<<<<

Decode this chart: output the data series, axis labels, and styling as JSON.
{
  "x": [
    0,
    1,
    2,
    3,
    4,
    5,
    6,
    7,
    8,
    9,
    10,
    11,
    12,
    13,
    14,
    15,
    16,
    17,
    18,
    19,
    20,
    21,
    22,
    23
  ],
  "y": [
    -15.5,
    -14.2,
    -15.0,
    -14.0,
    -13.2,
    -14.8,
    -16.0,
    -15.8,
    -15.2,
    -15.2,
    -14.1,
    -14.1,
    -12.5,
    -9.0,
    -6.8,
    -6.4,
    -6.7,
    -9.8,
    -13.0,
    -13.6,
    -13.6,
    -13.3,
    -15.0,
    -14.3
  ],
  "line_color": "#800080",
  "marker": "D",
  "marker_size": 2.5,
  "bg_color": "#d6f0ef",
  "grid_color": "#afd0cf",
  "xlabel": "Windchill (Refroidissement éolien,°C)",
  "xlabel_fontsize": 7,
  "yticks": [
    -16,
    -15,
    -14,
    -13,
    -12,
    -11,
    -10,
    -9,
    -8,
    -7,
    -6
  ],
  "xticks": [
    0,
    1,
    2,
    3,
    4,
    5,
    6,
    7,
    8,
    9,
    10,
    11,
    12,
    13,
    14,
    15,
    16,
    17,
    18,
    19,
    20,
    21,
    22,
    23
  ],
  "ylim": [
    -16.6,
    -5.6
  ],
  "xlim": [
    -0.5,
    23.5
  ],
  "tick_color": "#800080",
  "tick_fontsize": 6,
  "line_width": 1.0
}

>>>>

=== Task requirements ===
Set down the entries above again, word for word.

=== Response ===
Decode this chart: output the data series, axis labels, and styling as JSON.
{
  "x": [
    0,
    1,
    2,
    3,
    4,
    5,
    6,
    7,
    8,
    9,
    10,
    11,
    12,
    13,
    14,
    15,
    16,
    17,
    18,
    19,
    20,
    21,
    22,
    23
  ],
  "y": [
    -15.5,
    -14.2,
    -15.0,
    -14.0,
    -13.2,
    -14.8,
    -16.0,
    -15.8,
    -15.2,
    -15.2,
    -14.1,
    -14.1,
    -12.5,
    -9.0,
    -6.8,
    -6.4,
    -6.7,
    -9.8,
    -13.0,
    -13.6,
    -13.6,
    -13.3,
    -15.0,
    -14.3
  ],
  "line_color": "#800080",
  "marker": "D",
  "marker_size": 2.5,
  "bg_color": "#d6f0ef",
  "grid_color": "#afd0cf",
  "xlabel": "Windchill (Refroidissement éolien,°C)",
  "xlabel_fontsize": 7,
  "yticks": [
    -16,
    -15,
    -14,
    -13,
    -12,
    -11,
    -10,
    -9,
    -8,
    -7,
    -6
  ],
  "xticks": [
    0,
    1,
    2,
    3,
    4,
    5,
    6,
    7,
    8,
    9,
    10,
    11,
    12,
    13,
    14,
    15,
    16,
    17,
    18,
    19,
    20,
    21,
    22,
    23
  ],
  "ylim": [
    -16.6,
    -5.6
  ],
  "xlim": [
    -0.5,
    23.5
  ],
  "tick_color": "#800080",
  "tick_fontsize": 6,
  "line_width": 1.0
}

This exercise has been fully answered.